:: Work to complete ::
Go through the entries below and print each one exactly, leaving out pictures.

:: Records provided ::

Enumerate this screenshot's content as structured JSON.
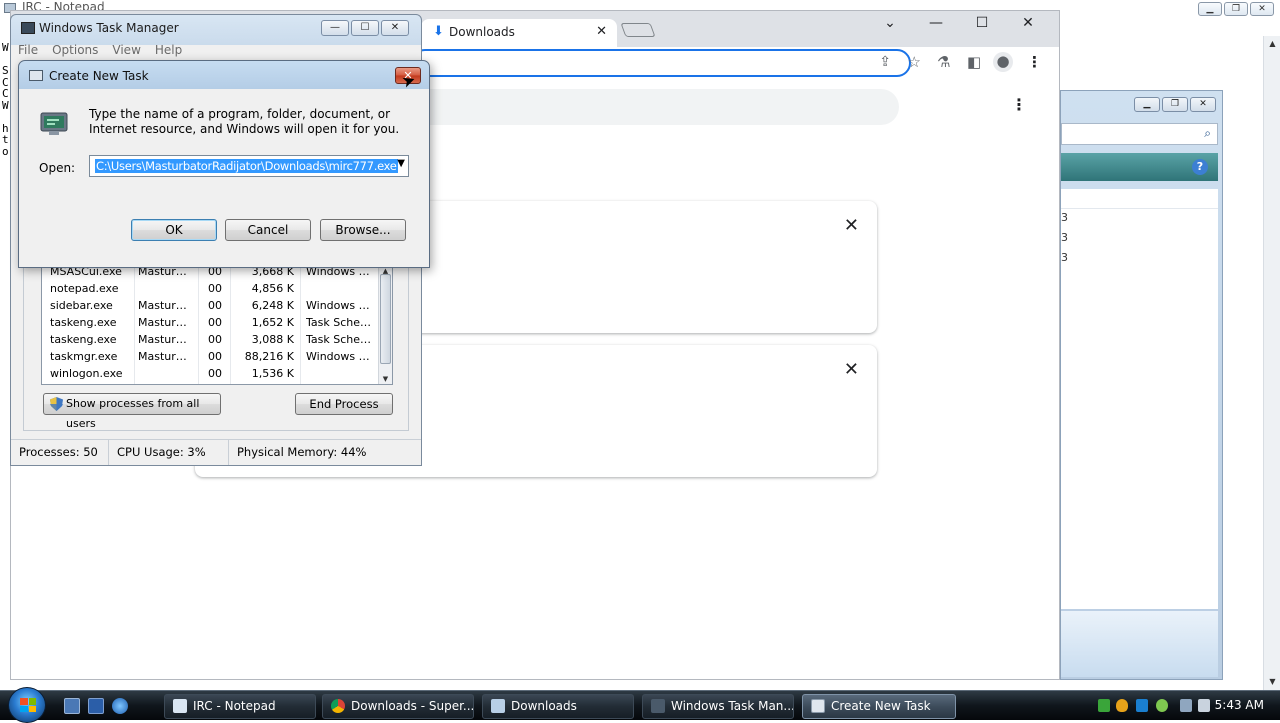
{
  "notepad": {
    "title": "IRC - Notepad",
    "text_fragments": [
      "W",
      "",
      "S",
      "C",
      "C",
      "W",
      "",
      "h",
      "t",
      "o"
    ]
  },
  "chrome": {
    "tab_label": "Downloads",
    "tab_close": "✕",
    "window_controls": [
      "⌄",
      "—",
      "☐",
      "✕"
    ],
    "card_close": "✕"
  },
  "taskmgr": {
    "title": "Windows Task Manager",
    "menu": [
      "File",
      "Options",
      "View",
      "Help"
    ],
    "window_controls": [
      "—",
      "☐",
      "✕"
    ],
    "processes": [
      {
        "name": "MSASCui.exe",
        "user": "Mastur…",
        "cpu": "00",
        "mem": "3,668 K",
        "desc": "Windows …"
      },
      {
        "name": "notepad.exe",
        "user": "",
        "cpu": "00",
        "mem": "4,856 K",
        "desc": ""
      },
      {
        "name": "sidebar.exe",
        "user": "Mastur…",
        "cpu": "00",
        "mem": "6,248 K",
        "desc": "Windows …"
      },
      {
        "name": "taskeng.exe",
        "user": "Mastur…",
        "cpu": "00",
        "mem": "1,652 K",
        "desc": "Task Sche…"
      },
      {
        "name": "taskeng.exe",
        "user": "Mastur…",
        "cpu": "00",
        "mem": "3,088 K",
        "desc": "Task Sche…"
      },
      {
        "name": "taskmgr.exe",
        "user": "Mastur…",
        "cpu": "00",
        "mem": "88,216 K",
        "desc": "Windows …"
      },
      {
        "name": "winlogon.exe",
        "user": "",
        "cpu": "00",
        "mem": "1,536 K",
        "desc": ""
      }
    ],
    "show_all_label": "Show processes from all users",
    "end_process_label": "End Process",
    "status": {
      "processes": "Processes: 50",
      "cpu": "CPU Usage: 3%",
      "memory": "Physical Memory: 44%"
    }
  },
  "dialog": {
    "title": "Create New Task",
    "description": "Type the name of a program, folder, document, or Internet resource, and Windows will open it for you.",
    "open_label": "Open:",
    "open_value": "C:\\Users\\MasturbatorRadijator\\Downloads\\mirc777.exe",
    "ok_label": "OK",
    "cancel_label": "Cancel",
    "browse_label": "Browse...",
    "close_glyph": "✕"
  },
  "right_window": {
    "list_fragments": [
      "3",
      "3",
      "3"
    ],
    "help_glyph": "?"
  },
  "taskbar": {
    "buttons": [
      {
        "label": "IRC - Notepad"
      },
      {
        "label": "Downloads - Super..."
      },
      {
        "label": "Downloads"
      },
      {
        "label": "Windows Task Man..."
      },
      {
        "label": "Create New Task"
      }
    ],
    "clock": "5:43 AM"
  }
}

:: Correct result ::
Enumerate this screenshot's content as structured JSON.
{
  "notepad": {
    "title": "IRC - Notepad",
    "text_fragments": [
      "W",
      "",
      "S",
      "C",
      "C",
      "W",
      "",
      "h",
      "t",
      "o"
    ]
  },
  "chrome": {
    "tab_label": "Downloads",
    "tab_close": "✕",
    "window_controls": [
      "⌄",
      "—",
      "☐",
      "✕"
    ],
    "card_close": "✕"
  },
  "taskmgr": {
    "title": "Windows Task Manager",
    "menu": [
      "File",
      "Options",
      "View",
      "Help"
    ],
    "window_controls": [
      "—",
      "☐",
      "✕"
    ],
    "processes": [
      {
        "name": "MSASCui.exe",
        "user": "Mastur…",
        "cpu": "00",
        "mem": "3,668 K",
        "desc": "Windows …"
      },
      {
        "name": "notepad.exe",
        "user": "",
        "cpu": "00",
        "mem": "4,856 K",
        "desc": ""
      },
      {
        "name": "sidebar.exe",
        "user": "Mastur…",
        "cpu": "00",
        "mem": "6,248 K",
        "desc": "Windows …"
      },
      {
        "name": "taskeng.exe",
        "user": "Mastur…",
        "cpu": "00",
        "mem": "1,652 K",
        "desc": "Task Sche…"
      },
      {
        "name": "taskeng.exe",
        "user": "Mastur…",
        "cpu": "00",
        "mem": "3,088 K",
        "desc": "Task Sche…"
      },
      {
        "name": "taskmgr.exe",
        "user": "Mastur…",
        "cpu": "00",
        "mem": "88,216 K",
        "desc": "Windows …"
      },
      {
        "name": "winlogon.exe",
        "user": "",
        "cpu": "00",
        "mem": "1,536 K",
        "desc": ""
      }
    ],
    "show_all_label": "Show processes from all users",
    "end_process_label": "End Process",
    "status": {
      "processes": "Processes: 50",
      "cpu": "CPU Usage: 3%",
      "memory": "Physical Memory: 44%"
    }
  },
  "dialog": {
    "title": "Create New Task",
    "description": "Type the name of a program, folder, document, or Internet resource, and Windows will open it for you.",
    "open_label": "Open:",
    "open_value": "C:\\Users\\MasturbatorRadijator\\Downloads\\mirc777.exe",
    "ok_label": "OK",
    "cancel_label": "Cancel",
    "browse_label": "Browse...",
    "close_glyph": "✕"
  },
  "right_window": {
    "list_fragments": [
      "3",
      "3",
      "3"
    ],
    "help_glyph": "?"
  },
  "taskbar": {
    "buttons": [
      {
        "label": "IRC - Notepad"
      },
      {
        "label": "Downloads - Super..."
      },
      {
        "label": "Downloads"
      },
      {
        "label": "Windows Task Man..."
      },
      {
        "label": "Create New Task"
      }
    ],
    "clock": "5:43 AM"
  }
}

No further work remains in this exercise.